**Problem statement**: Omit every picture and output the rest of the records exactly as they are.

---+---

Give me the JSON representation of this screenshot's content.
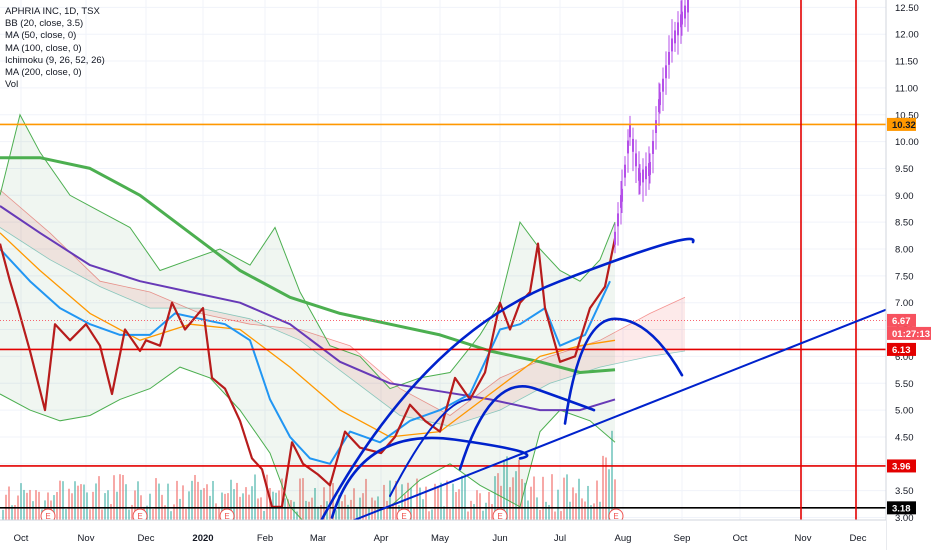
{
  "chart_data": {
    "type": "candlestick",
    "title": "APHRIA INC, 1D, TSX",
    "indicators": [
      "BB (20, close, 3.5)",
      "MA (50, close, 0)",
      "MA (100, close, 0)",
      "Ichimoku (9, 26, 52, 26)",
      "MA (200, close, 0)",
      "Vol"
    ],
    "x_tick_labels": [
      "Oct",
      "Nov",
      "Dec",
      "2020",
      "Feb",
      "Mar",
      "Apr",
      "May",
      "Jun",
      "Jul",
      "Aug",
      "Sep",
      "Oct",
      "Nov",
      "Dec"
    ],
    "y_tick_labels": [
      "3.00",
      "3.50",
      "4.00",
      "4.50",
      "5.00",
      "5.50",
      "6.00",
      "6.50",
      "7.00",
      "7.50",
      "8.00",
      "8.50",
      "9.00",
      "9.50",
      "10.00",
      "10.50",
      "11.00",
      "11.50",
      "12.00",
      "12.50"
    ],
    "ylim": [
      2.95,
      12.62
    ],
    "price_tags": [
      {
        "value": "12.50",
        "bg": "#ffffff",
        "fg": "#131722"
      },
      {
        "value": "10.32",
        "bg": "#ff9800",
        "fg": "#131722"
      },
      {
        "value": "6.67",
        "bg": "#f7525f",
        "fg": "#ffffff"
      },
      {
        "value": "01:27:13",
        "bg": "#f7525f",
        "fg": "#ffffff"
      },
      {
        "value": "6.13",
        "bg": "#e30000",
        "fg": "#ffffff"
      },
      {
        "value": "3.96",
        "bg": "#e30000",
        "fg": "#ffffff"
      },
      {
        "value": "3.18",
        "bg": "#000000",
        "fg": "#ffffff"
      }
    ],
    "horizontal_lines": [
      {
        "y": 10.32,
        "color": "#ff9800"
      },
      {
        "y": 6.13,
        "color": "#e30000"
      },
      {
        "y": 3.96,
        "color": "#e30000"
      },
      {
        "y": 3.18,
        "color": "#000000"
      }
    ],
    "vertical_lines_dates": [
      "Nov",
      "Dec"
    ],
    "earnings_markers": [
      "E",
      "E",
      "E",
      "E",
      "E",
      "E"
    ],
    "price_path": {
      "dates": [
        "Oct",
        "Nov",
        "Dec",
        "2020",
        "Feb",
        "Mar",
        "Apr",
        "May",
        "Jun",
        "Jul",
        "Aug",
        "Sep"
      ],
      "approx_close": [
        8.1,
        6.6,
        6.3,
        6.9,
        3.2,
        3.8,
        4.2,
        4.4,
        7.0,
        5.9,
        9.2,
        12.6
      ]
    },
    "ma200_color": "#4caf50",
    "ma100_color": "#673ab7",
    "ma50_color": "#ff9800",
    "price_color": "#b71c1c",
    "breakout_color": "#b44fe8",
    "drawing_color": "#0022cc",
    "accent_up": "#26a69a",
    "accent_down": "#ef5350",
    "grid": true
  }
}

---+---

**The output**:
Give me the JSON representation of this screenshot's content.
{
  "chart_data": {
    "type": "candlestick",
    "title": "APHRIA INC, 1D, TSX",
    "indicators": [
      "BB (20, close, 3.5)",
      "MA (50, close, 0)",
      "MA (100, close, 0)",
      "Ichimoku (9, 26, 52, 26)",
      "MA (200, close, 0)",
      "Vol"
    ],
    "x_tick_labels": [
      "Oct",
      "Nov",
      "Dec",
      "2020",
      "Feb",
      "Mar",
      "Apr",
      "May",
      "Jun",
      "Jul",
      "Aug",
      "Sep",
      "Oct",
      "Nov",
      "Dec"
    ],
    "y_tick_labels": [
      "3.00",
      "3.50",
      "4.00",
      "4.50",
      "5.00",
      "5.50",
      "6.00",
      "6.50",
      "7.00",
      "7.50",
      "8.00",
      "8.50",
      "9.00",
      "9.50",
      "10.00",
      "10.50",
      "11.00",
      "11.50",
      "12.00",
      "12.50"
    ],
    "ylim": [
      2.95,
      12.62
    ],
    "price_tags": [
      {
        "value": "12.50",
        "bg": "#ffffff",
        "fg": "#131722"
      },
      {
        "value": "10.32",
        "bg": "#ff9800",
        "fg": "#131722"
      },
      {
        "value": "6.67",
        "bg": "#f7525f",
        "fg": "#ffffff"
      },
      {
        "value": "01:27:13",
        "bg": "#f7525f",
        "fg": "#ffffff"
      },
      {
        "value": "6.13",
        "bg": "#e30000",
        "fg": "#ffffff"
      },
      {
        "value": "3.96",
        "bg": "#e30000",
        "fg": "#ffffff"
      },
      {
        "value": "3.18",
        "bg": "#000000",
        "fg": "#ffffff"
      }
    ],
    "horizontal_lines": [
      {
        "y": 10.32,
        "color": "#ff9800"
      },
      {
        "y": 6.13,
        "color": "#e30000"
      },
      {
        "y": 3.96,
        "color": "#e30000"
      },
      {
        "y": 3.18,
        "color": "#000000"
      }
    ],
    "vertical_lines_dates": [
      "Nov",
      "Dec"
    ],
    "earnings_markers": [
      "E",
      "E",
      "E",
      "E",
      "E",
      "E"
    ],
    "price_path": {
      "dates": [
        "Oct",
        "Nov",
        "Dec",
        "2020",
        "Feb",
        "Mar",
        "Apr",
        "May",
        "Jun",
        "Jul",
        "Aug",
        "Sep"
      ],
      "approx_close": [
        8.1,
        6.6,
        6.3,
        6.9,
        3.2,
        3.8,
        4.2,
        4.4,
        7.0,
        5.9,
        9.2,
        12.6
      ]
    },
    "ma200_color": "#4caf50",
    "ma100_color": "#673ab7",
    "ma50_color": "#ff9800",
    "price_color": "#b71c1c",
    "breakout_color": "#b44fe8",
    "drawing_color": "#0022cc",
    "accent_up": "#26a69a",
    "accent_down": "#ef5350",
    "grid": true
  }
}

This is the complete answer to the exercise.